# Direction
Reproduce every entry exactly as shown.

# Records provided
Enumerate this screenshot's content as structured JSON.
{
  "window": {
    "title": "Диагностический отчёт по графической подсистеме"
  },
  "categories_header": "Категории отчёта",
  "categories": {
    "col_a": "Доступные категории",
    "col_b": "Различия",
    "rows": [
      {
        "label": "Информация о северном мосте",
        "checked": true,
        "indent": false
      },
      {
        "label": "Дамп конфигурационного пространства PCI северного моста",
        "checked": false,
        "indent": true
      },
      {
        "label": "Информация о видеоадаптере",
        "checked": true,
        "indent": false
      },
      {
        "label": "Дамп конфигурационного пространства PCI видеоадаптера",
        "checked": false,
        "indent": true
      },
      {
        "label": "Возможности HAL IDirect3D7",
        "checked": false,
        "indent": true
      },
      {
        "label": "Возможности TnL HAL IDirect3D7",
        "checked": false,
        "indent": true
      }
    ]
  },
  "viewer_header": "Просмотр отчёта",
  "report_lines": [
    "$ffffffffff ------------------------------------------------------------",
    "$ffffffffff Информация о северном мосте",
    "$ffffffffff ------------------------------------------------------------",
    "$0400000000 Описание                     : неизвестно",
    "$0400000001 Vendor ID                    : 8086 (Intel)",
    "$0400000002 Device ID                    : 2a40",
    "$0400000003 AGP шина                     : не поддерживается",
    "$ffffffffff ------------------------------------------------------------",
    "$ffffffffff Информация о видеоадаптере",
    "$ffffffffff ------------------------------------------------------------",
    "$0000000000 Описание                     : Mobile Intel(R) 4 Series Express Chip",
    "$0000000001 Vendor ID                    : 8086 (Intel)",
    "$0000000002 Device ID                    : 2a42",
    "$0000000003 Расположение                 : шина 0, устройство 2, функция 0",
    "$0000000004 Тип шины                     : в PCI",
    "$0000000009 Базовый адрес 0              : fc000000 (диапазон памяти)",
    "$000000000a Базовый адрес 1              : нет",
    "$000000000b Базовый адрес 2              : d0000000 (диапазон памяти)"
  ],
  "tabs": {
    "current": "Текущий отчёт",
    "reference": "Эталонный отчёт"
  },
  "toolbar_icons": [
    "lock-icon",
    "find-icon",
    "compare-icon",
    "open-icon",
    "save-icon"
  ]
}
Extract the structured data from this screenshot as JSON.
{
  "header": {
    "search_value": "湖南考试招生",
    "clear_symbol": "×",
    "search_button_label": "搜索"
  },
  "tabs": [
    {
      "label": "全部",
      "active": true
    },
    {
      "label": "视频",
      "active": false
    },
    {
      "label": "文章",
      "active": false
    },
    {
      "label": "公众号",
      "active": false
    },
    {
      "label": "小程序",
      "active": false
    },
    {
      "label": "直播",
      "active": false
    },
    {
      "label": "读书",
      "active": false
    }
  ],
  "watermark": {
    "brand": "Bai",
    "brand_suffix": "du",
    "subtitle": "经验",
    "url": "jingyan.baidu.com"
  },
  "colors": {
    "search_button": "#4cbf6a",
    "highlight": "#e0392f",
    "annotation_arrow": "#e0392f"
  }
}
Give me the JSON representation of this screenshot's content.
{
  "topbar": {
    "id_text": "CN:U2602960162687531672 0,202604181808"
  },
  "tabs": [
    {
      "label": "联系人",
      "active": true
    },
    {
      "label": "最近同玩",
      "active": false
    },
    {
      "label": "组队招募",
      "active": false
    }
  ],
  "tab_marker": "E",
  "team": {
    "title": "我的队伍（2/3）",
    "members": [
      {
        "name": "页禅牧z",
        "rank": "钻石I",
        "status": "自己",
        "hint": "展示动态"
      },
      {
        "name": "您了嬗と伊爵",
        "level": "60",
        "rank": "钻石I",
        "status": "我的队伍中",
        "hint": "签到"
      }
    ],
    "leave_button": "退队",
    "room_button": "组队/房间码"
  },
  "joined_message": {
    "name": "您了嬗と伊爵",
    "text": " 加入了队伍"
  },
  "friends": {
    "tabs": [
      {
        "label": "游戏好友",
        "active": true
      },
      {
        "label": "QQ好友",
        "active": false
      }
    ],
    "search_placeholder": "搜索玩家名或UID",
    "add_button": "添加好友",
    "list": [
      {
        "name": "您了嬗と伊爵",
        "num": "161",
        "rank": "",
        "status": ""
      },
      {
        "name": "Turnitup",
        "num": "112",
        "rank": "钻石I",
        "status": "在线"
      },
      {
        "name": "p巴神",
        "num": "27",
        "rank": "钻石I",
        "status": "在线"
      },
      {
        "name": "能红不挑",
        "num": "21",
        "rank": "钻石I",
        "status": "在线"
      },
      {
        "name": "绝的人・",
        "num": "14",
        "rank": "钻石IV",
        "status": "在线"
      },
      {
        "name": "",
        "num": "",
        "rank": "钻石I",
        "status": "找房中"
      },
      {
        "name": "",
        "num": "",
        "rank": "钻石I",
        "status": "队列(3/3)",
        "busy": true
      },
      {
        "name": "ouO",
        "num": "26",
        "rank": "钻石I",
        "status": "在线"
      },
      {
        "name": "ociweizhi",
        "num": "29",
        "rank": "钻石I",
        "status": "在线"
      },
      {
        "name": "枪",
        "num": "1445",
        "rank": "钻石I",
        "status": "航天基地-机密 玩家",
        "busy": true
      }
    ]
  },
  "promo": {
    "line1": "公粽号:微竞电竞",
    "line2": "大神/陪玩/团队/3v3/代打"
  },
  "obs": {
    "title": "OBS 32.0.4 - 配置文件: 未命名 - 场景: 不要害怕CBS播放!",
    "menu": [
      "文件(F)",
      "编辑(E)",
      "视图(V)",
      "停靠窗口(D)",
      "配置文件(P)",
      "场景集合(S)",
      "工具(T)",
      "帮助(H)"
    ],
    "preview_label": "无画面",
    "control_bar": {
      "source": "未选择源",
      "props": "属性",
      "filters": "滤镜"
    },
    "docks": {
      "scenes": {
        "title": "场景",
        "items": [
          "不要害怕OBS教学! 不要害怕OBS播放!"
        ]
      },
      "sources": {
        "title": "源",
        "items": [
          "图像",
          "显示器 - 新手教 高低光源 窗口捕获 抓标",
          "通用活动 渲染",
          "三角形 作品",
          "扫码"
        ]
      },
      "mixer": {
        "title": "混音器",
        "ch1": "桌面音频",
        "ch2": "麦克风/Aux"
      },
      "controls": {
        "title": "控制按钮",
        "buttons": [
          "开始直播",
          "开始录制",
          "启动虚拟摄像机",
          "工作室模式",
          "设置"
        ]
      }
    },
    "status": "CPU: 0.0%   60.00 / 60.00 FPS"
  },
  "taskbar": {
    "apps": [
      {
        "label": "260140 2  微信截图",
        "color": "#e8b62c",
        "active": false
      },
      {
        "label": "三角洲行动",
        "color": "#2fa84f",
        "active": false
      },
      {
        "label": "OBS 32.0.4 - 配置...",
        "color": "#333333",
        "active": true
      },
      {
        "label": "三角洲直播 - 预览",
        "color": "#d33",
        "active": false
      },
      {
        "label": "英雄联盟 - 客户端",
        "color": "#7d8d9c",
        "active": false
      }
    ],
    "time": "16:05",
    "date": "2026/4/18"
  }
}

# Exercise output
Enumerate this screenshot's content as structured JSON.
{
  "window": {
    "title": "Диагностический отчёт по графической подсистеме"
  },
  "categories_header": "Категории отчёта",
  "categories": {
    "col_a": "Доступные категории",
    "col_b": "Различия",
    "rows": [
      {
        "label": "Информация о северном мосте",
        "checked": true,
        "indent": false
      },
      {
        "label": "Дамп конфигурационного пространства PCI северного моста",
        "checked": false,
        "indent": true
      },
      {
        "label": "Информация о видеоадаптере",
        "checked": true,
        "indent": false
      },
      {
        "label": "Дамп конфигурационного пространства PCI видеоадаптера",
        "checked": false,
        "indent": true
      },
      {
        "label": "Возможности HAL IDirect3D7",
        "checked": false,
        "indent": true
      },
      {
        "label": "Возможности TnL HAL IDirect3D7",
        "checked": false,
        "indent": true
      }
    ]
  },
  "viewer_header": "Просмотр отчёта",
  "report_lines": [
    "$ffffffffff ------------------------------------------------------------",
    "$ffffffffff Информация о северном мосте",
    "$ffffffffff ------------------------------------------------------------",
    "$0400000000 Описание                     : неизвестно",
    "$0400000001 Vendor ID                    : 8086 (Intel)",
    "$0400000002 Device ID                    : 2a40",
    "$0400000003 AGP шина                     : не поддерживается",
    "$ffffffffff ------------------------------------------------------------",
    "$ffffffffff Информация о видеоадаптере",
    "$ffffffffff ------------------------------------------------------------",
    "$0000000000 Описание                     : Mobile Intel(R) 4 Series Express Chip",
    "$0000000001 Vendor ID                    : 8086 (Intel)",
    "$0000000002 Device ID                    : 2a42",
    "$0000000003 Расположение                 : шина 0, устройство 2, функция 0",
    "$0000000004 Тип шины                     : в PCI",
    "$0000000009 Базовый адрес 0              : fc000000 (диапазон памяти)",
    "$000000000a Базовый адрес 1              : нет",
    "$000000000b Базовый адрес 2              : d0000000 (диапазон памяти)"
  ],
  "tabs": {
    "current": "Текущий отчёт",
    "reference": "Эталонный отчёт"
  },
  "toolbar_icons": [
    "lock-icon",
    "find-icon",
    "compare-icon",
    "open-icon",
    "save-icon"
  ]
}
Extract the structured data from this screenshot as JSON.
{
  "header": {
    "search_value": "湖南考试招生",
    "clear_symbol": "×",
    "search_button_label": "搜索"
  },
  "tabs": [
    {
      "label": "全部",
      "active": true
    },
    {
      "label": "视频",
      "active": false
    },
    {
      "label": "文章",
      "active": false
    },
    {
      "label": "公众号",
      "active": false
    },
    {
      "label": "小程序",
      "active": false
    },
    {
      "label": "直播",
      "active": false
    },
    {
      "label": "读书",
      "active": false
    }
  ],
  "watermark": {
    "brand": "Bai",
    "brand_suffix": "du",
    "subtitle": "经验",
    "url": "jingyan.baidu.com"
  },
  "colors": {
    "search_button": "#4cbf6a",
    "highlight": "#e0392f",
    "annotation_arrow": "#e0392f"
  }
}
Give me the JSON representation of this screenshot's content.
{
  "topbar": {
    "id_text": "CN:U2602960162687531672 0,202604181808"
  },
  "tabs": [
    {
      "label": "联系人",
      "active": true
    },
    {
      "label": "最近同玩",
      "active": false
    },
    {
      "label": "组队招募",
      "active": false
    }
  ],
  "tab_marker": "E",
  "team": {
    "title": "我的队伍（2/3）",
    "members": [
      {
        "name": "页禅牧z",
        "rank": "钻石I",
        "status": "自己",
        "hint": "展示动态"
      },
      {
        "name": "您了嬗と伊爵",
        "level": "60",
        "rank": "钻石I",
        "status": "我的队伍中",
        "hint": "签到"
      }
    ],
    "leave_button": "退队",
    "room_button": "组队/房间码"
  },
  "joined_message": {
    "name": "您了嬗と伊爵",
    "text": " 加入了队伍"
  },
  "friends": {
    "tabs": [
      {
        "label": "游戏好友",
        "active": true
      },
      {
        "label": "QQ好友",
        "active": false
      }
    ],
    "search_placeholder": "搜索玩家名或UID",
    "add_button": "添加好友",
    "list": [
      {
        "name": "您了嬗と伊爵",
        "num": "161",
        "rank": "",
        "status": ""
      },
      {
        "name": "Turnitup",
        "num": "112",
        "rank": "钻石I",
        "status": "在线"
      },
      {
        "name": "p巴神",
        "num": "27",
        "rank": "钻石I",
        "status": "在线"
      },
      {
        "name": "能红不挑",
        "num": "21",
        "rank": "钻石I",
        "status": "在线"
      },
      {
        "name": "绝的人・",
        "num": "14",
        "rank": "钻石IV",
        "status": "在线"
      },
      {
        "name": "",
        "num": "",
        "rank": "钻石I",
        "status": "找房中"
      },
      {
        "name": "",
        "num": "",
        "rank": "钻石I",
        "status": "队列(3/3)",
        "busy": true
      },
      {
        "name": "ouO",
        "num": "26",
        "rank": "钻石I",
        "status": "在线"
      },
      {
        "name": "ociweizhi",
        "num": "29",
        "rank": "钻石I",
        "status": "在线"
      },
      {
        "name": "枪",
        "num": "1445",
        "rank": "钻石I",
        "status": "航天基地-机密 玩家",
        "busy": true
      }
    ]
  },
  "promo": {
    "line1": "公粽号:微竞电竞",
    "line2": "大神/陪玩/团队/3v3/代打"
  },
  "obs": {
    "title": "OBS 32.0.4 - 配置文件: 未命名 - 场景: 不要害怕CBS播放!",
    "menu": [
      "文件(F)",
      "编辑(E)",
      "视图(V)",
      "停靠窗口(D)",
      "配置文件(P)",
      "场景集合(S)",
      "工具(T)",
      "帮助(H)"
    ],
    "preview_label": "无画面",
    "control_bar": {
      "source": "未选择源",
      "props": "属性",
      "filters": "滤镜"
    },
    "docks": {
      "scenes": {
        "title": "场景",
        "items": [
          "不要害怕OBS教学! 不要害怕OBS播放!"
        ]
      },
      "sources": {
        "title": "源",
        "items": [
          "图像",
          "显示器 - 新手教 高低光源 窗口捕获 抓标",
          "通用活动 渲染",
          "三角形 作品",
          "扫码"
        ]
      },
      "mixer": {
        "title": "混音器",
        "ch1": "桌面音频",
        "ch2": "麦克风/Aux"
      },
      "controls": {
        "title": "控制按钮",
        "buttons": [
          "开始直播",
          "开始录制",
          "启动虚拟摄像机",
          "工作室模式",
          "设置"
        ]
      }
    },
    "status": "CPU: 0.0%   60.00 / 60.00 FPS"
  },
  "taskbar": {
    "apps": [
      {
        "label": "260140 2  微信截图",
        "color": "#e8b62c",
        "active": false
      },
      {
        "label": "三角洲行动",
        "color": "#2fa84f",
        "active": false
      },
      {
        "label": "OBS 32.0.4 - 配置...",
        "color": "#333333",
        "active": true
      },
      {
        "label": "三角洲直播 - 预览",
        "color": "#d33",
        "active": false
      },
      {
        "label": "英雄联盟 - 客户端",
        "color": "#7d8d9c",
        "active": false
      }
    ],
    "time": "16:05",
    "date": "2026/4/18"
  }
}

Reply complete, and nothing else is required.